● **WHAT YOU ARE ASKED TO DO**
Can you output the material exactly as written, minus any pictures it holds?

● **DATASET EXCERPTS**
• • • • •

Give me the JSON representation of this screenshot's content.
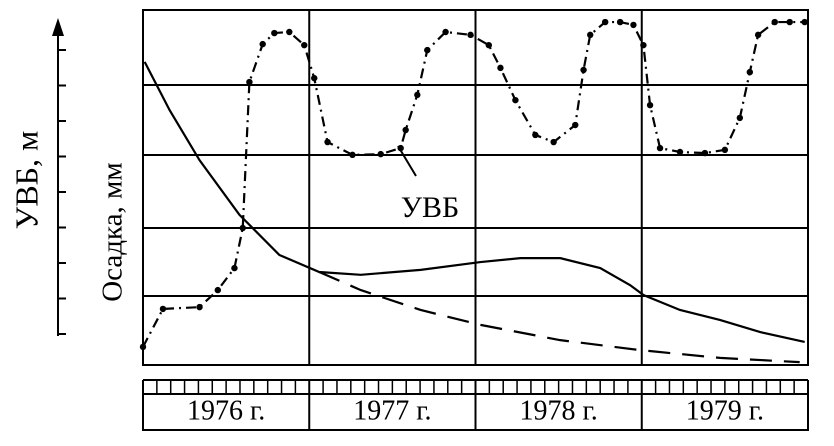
{
  "chart_data": {
    "type": "line",
    "y_label_left": "УВБ, м",
    "y_label_right": "Осадка, мм",
    "annotation": "УВБ",
    "categories": [
      "1976 г.",
      "1977 г.",
      "1978 г.",
      "1979 г."
    ],
    "xlim": [
      1976,
      1980
    ],
    "ylim": [
      0,
      100
    ],
    "grid": true,
    "series": [
      {
        "color": "#000000",
        "style": "dashdot",
        "markers": true,
        "x": [
          1976.0,
          1976.12,
          1976.34,
          1976.45,
          1976.55,
          1976.6,
          1976.64,
          1976.72,
          1976.79,
          1976.88,
          1976.97,
          1977.03,
          1977.11,
          1977.26,
          1977.43,
          1977.55,
          1977.58,
          1977.65,
          1977.71,
          1977.82,
          1977.97,
          1978.08,
          1978.15,
          1978.24,
          1978.36,
          1978.47,
          1978.6,
          1978.65,
          1978.69,
          1978.78,
          1978.87,
          1978.95,
          1979.01,
          1979.05,
          1979.11,
          1979.23,
          1979.38,
          1979.5,
          1979.59,
          1979.65,
          1979.7,
          1979.8,
          1979.89,
          1979.98
        ],
        "values": [
          5.1,
          15.8,
          16.3,
          21.1,
          27.3,
          38.6,
          79.7,
          90.4,
          93.5,
          93.8,
          90.1,
          80.8,
          62.8,
          59.2,
          59.4,
          61.1,
          66.2,
          76.1,
          88.7,
          93.8,
          93.0,
          90.1,
          83.7,
          74.6,
          64.8,
          62.8,
          67.6,
          83.1,
          93.0,
          96.6,
          96.6,
          95.8,
          90.1,
          73.2,
          61.1,
          60.0,
          59.7,
          60.6,
          69.6,
          82.5,
          93.0,
          96.6,
          96.6,
          96.6
        ]
      },
      {
        "color": "#000000",
        "style": "solid",
        "markers": false,
        "x": [
          1976.01,
          1976.16,
          1976.34,
          1976.58,
          1976.82,
          1977.06,
          1977.31,
          1977.67,
          1978.03,
          1978.27,
          1978.51,
          1978.75,
          1978.93,
          1979.01,
          1979.23,
          1979.47,
          1979.71,
          1979.98
        ],
        "values": [
          85.4,
          71.8,
          57.7,
          42.3,
          31.0,
          26.2,
          25.4,
          26.8,
          29.0,
          30.1,
          30.1,
          27.3,
          22.5,
          19.7,
          15.5,
          12.7,
          9.3,
          6.5
        ]
      },
      {
        "color": "#000000",
        "style": "dashed",
        "markers": false,
        "x": [
          1977.06,
          1977.31,
          1977.67,
          1978.03,
          1978.51,
          1978.99,
          1979.47,
          1979.95
        ],
        "values": [
          26.2,
          21.1,
          15.5,
          11.3,
          7.0,
          4.2,
          2.0,
          0.8
        ]
      }
    ]
  }
}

• • • • •

● **OUTPUT FOR THIS TASK**
Give me the JSON representation of this screenshot's content.
{
  "chart_data": {
    "type": "line",
    "y_label_left": "УВБ, м",
    "y_label_right": "Осадка, мм",
    "annotation": "УВБ",
    "categories": [
      "1976 г.",
      "1977 г.",
      "1978 г.",
      "1979 г."
    ],
    "xlim": [
      1976,
      1980
    ],
    "ylim": [
      0,
      100
    ],
    "grid": true,
    "series": [
      {
        "color": "#000000",
        "style": "dashdot",
        "markers": true,
        "x": [
          1976.0,
          1976.12,
          1976.34,
          1976.45,
          1976.55,
          1976.6,
          1976.64,
          1976.72,
          1976.79,
          1976.88,
          1976.97,
          1977.03,
          1977.11,
          1977.26,
          1977.43,
          1977.55,
          1977.58,
          1977.65,
          1977.71,
          1977.82,
          1977.97,
          1978.08,
          1978.15,
          1978.24,
          1978.36,
          1978.47,
          1978.6,
          1978.65,
          1978.69,
          1978.78,
          1978.87,
          1978.95,
          1979.01,
          1979.05,
          1979.11,
          1979.23,
          1979.38,
          1979.5,
          1979.59,
          1979.65,
          1979.7,
          1979.8,
          1979.89,
          1979.98
        ],
        "values": [
          5.1,
          15.8,
          16.3,
          21.1,
          27.3,
          38.6,
          79.7,
          90.4,
          93.5,
          93.8,
          90.1,
          80.8,
          62.8,
          59.2,
          59.4,
          61.1,
          66.2,
          76.1,
          88.7,
          93.8,
          93.0,
          90.1,
          83.7,
          74.6,
          64.8,
          62.8,
          67.6,
          83.1,
          93.0,
          96.6,
          96.6,
          95.8,
          90.1,
          73.2,
          61.1,
          60.0,
          59.7,
          60.6,
          69.6,
          82.5,
          93.0,
          96.6,
          96.6,
          96.6
        ]
      },
      {
        "color": "#000000",
        "style": "solid",
        "markers": false,
        "x": [
          1976.01,
          1976.16,
          1976.34,
          1976.58,
          1976.82,
          1977.06,
          1977.31,
          1977.67,
          1978.03,
          1978.27,
          1978.51,
          1978.75,
          1978.93,
          1979.01,
          1979.23,
          1979.47,
          1979.71,
          1979.98
        ],
        "values": [
          85.4,
          71.8,
          57.7,
          42.3,
          31.0,
          26.2,
          25.4,
          26.8,
          29.0,
          30.1,
          30.1,
          27.3,
          22.5,
          19.7,
          15.5,
          12.7,
          9.3,
          6.5
        ]
      },
      {
        "color": "#000000",
        "style": "dashed",
        "markers": false,
        "x": [
          1977.06,
          1977.31,
          1977.67,
          1978.03,
          1978.51,
          1978.99,
          1979.47,
          1979.95
        ],
        "values": [
          26.2,
          21.1,
          15.5,
          11.3,
          7.0,
          4.2,
          2.0,
          0.8
        ]
      }
    ]
  }
}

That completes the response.